→ **STATED GOAL**: Leave out any picture and return the remaining listing below exactly as given.

→ **DATA EXTRACT**:
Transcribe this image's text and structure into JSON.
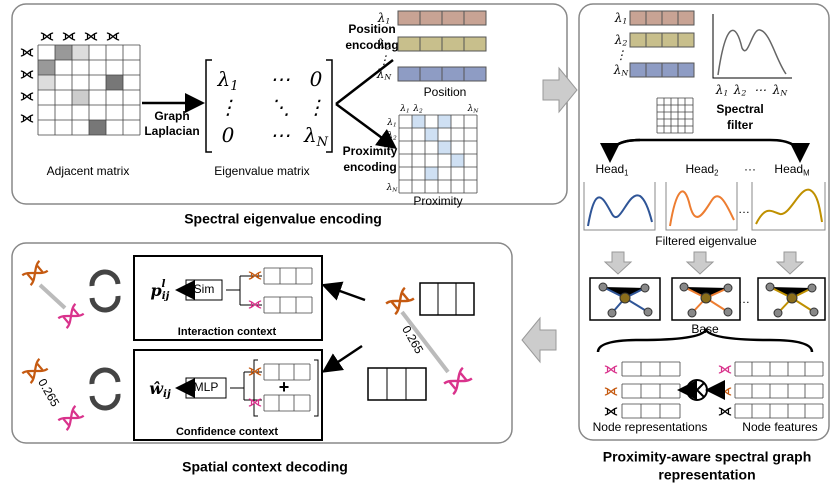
{
  "spectral_encoding": {
    "title": "Spectral eigenvalue encoding",
    "adjacent_label": "Adjacent matrix",
    "laplacian_label": [
      "Graph",
      "Laplacian"
    ],
    "eigen_label": "Eigenvalue matrix",
    "matrix": [
      [
        {
          "base": "λ",
          "sub": "1"
        },
        {
          "base": "⋯"
        },
        {
          "base": "0"
        }
      ],
      [
        {
          "base": "⋮"
        },
        {
          "base": "⋱"
        },
        {
          "base": "⋮"
        }
      ],
      [
        {
          "base": "0"
        },
        {
          "base": "⋯"
        },
        {
          "base": "λ",
          "sub": "N"
        }
      ]
    ],
    "position_encoding": [
      "Position",
      "encoding"
    ],
    "position_label": "Position",
    "proximity_encoding": [
      "Proximity",
      "encoding"
    ],
    "proximity_label": "Proximity",
    "lambdas": [
      {
        "base": "λ",
        "sub": "1"
      },
      {
        "base": "λ",
        "sub": "2"
      },
      {
        "base": "⋮"
      },
      {
        "base": "λ",
        "sub": "N"
      }
    ]
  },
  "graph_representation": {
    "title": [
      "Proximity-aware spectral graph",
      "representation"
    ],
    "spectral_filter": [
      "Spectral",
      "filter"
    ],
    "lambdas": [
      {
        "base": "λ",
        "sub": "1"
      },
      {
        "base": "λ",
        "sub": "2"
      },
      {
        "base": "⋮"
      },
      {
        "base": "λ",
        "sub": "N"
      }
    ],
    "plot_axis": [
      {
        "base": "λ",
        "sub": "1"
      },
      {
        "base": "λ",
        "sub": "2"
      },
      {
        "base": "⋯"
      },
      {
        "base": "λ",
        "sub": "N"
      }
    ],
    "heads": [
      {
        "base": "Head",
        "sub": "1"
      },
      {
        "base": "Head",
        "sub": "2"
      },
      {
        "base": "···"
      },
      {
        "base": "Head",
        "sub": "M"
      }
    ],
    "filtered_label": "Filtered eigenvalue",
    "base_label": "Base",
    "node_representations": "Node representations",
    "node_features": "Node features"
  },
  "context_decoding": {
    "title": "Spatial context decoding",
    "sim": "Sim",
    "mlp": "MLP",
    "interaction_context": "Interaction context",
    "confidence_context": "Confidence context",
    "p_symbol": {
      "base": "p",
      "sub": "ij",
      "sup": "l"
    },
    "w_symbol": {
      "base": "ŵ",
      "sub": "ij"
    },
    "distance_right": "0.265",
    "distance_left": "0.265",
    "plus": "+"
  }
}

→ **ANSWER TO THIS PROBLEM**:
Transcribe this image's text and structure into JSON.
{
  "spectral_encoding": {
    "title": "Spectral eigenvalue encoding",
    "adjacent_label": "Adjacent matrix",
    "laplacian_label": [
      "Graph",
      "Laplacian"
    ],
    "eigen_label": "Eigenvalue matrix",
    "matrix": [
      [
        {
          "base": "λ",
          "sub": "1"
        },
        {
          "base": "⋯"
        },
        {
          "base": "0"
        }
      ],
      [
        {
          "base": "⋮"
        },
        {
          "base": "⋱"
        },
        {
          "base": "⋮"
        }
      ],
      [
        {
          "base": "0"
        },
        {
          "base": "⋯"
        },
        {
          "base": "λ",
          "sub": "N"
        }
      ]
    ],
    "position_encoding": [
      "Position",
      "encoding"
    ],
    "position_label": "Position",
    "proximity_encoding": [
      "Proximity",
      "encoding"
    ],
    "proximity_label": "Proximity",
    "lambdas": [
      {
        "base": "λ",
        "sub": "1"
      },
      {
        "base": "λ",
        "sub": "2"
      },
      {
        "base": "⋮"
      },
      {
        "base": "λ",
        "sub": "N"
      }
    ]
  },
  "graph_representation": {
    "title": [
      "Proximity-aware spectral graph",
      "representation"
    ],
    "spectral_filter": [
      "Spectral",
      "filter"
    ],
    "lambdas": [
      {
        "base": "λ",
        "sub": "1"
      },
      {
        "base": "λ",
        "sub": "2"
      },
      {
        "base": "⋮"
      },
      {
        "base": "λ",
        "sub": "N"
      }
    ],
    "plot_axis": [
      {
        "base": "λ",
        "sub": "1"
      },
      {
        "base": "λ",
        "sub": "2"
      },
      {
        "base": "⋯"
      },
      {
        "base": "λ",
        "sub": "N"
      }
    ],
    "heads": [
      {
        "base": "Head",
        "sub": "1"
      },
      {
        "base": "Head",
        "sub": "2"
      },
      {
        "base": "···"
      },
      {
        "base": "Head",
        "sub": "M"
      }
    ],
    "filtered_label": "Filtered eigenvalue",
    "base_label": "Base",
    "node_representations": "Node representations",
    "node_features": "Node features"
  },
  "context_decoding": {
    "title": "Spatial context decoding",
    "sim": "Sim",
    "mlp": "MLP",
    "interaction_context": "Interaction context",
    "confidence_context": "Confidence context",
    "p_symbol": {
      "base": "p",
      "sub": "ij",
      "sup": "l"
    },
    "w_symbol": {
      "base": "ŵ",
      "sub": "ij"
    },
    "distance_right": "0.265",
    "distance_left": "0.265",
    "plus": "+"
  }
}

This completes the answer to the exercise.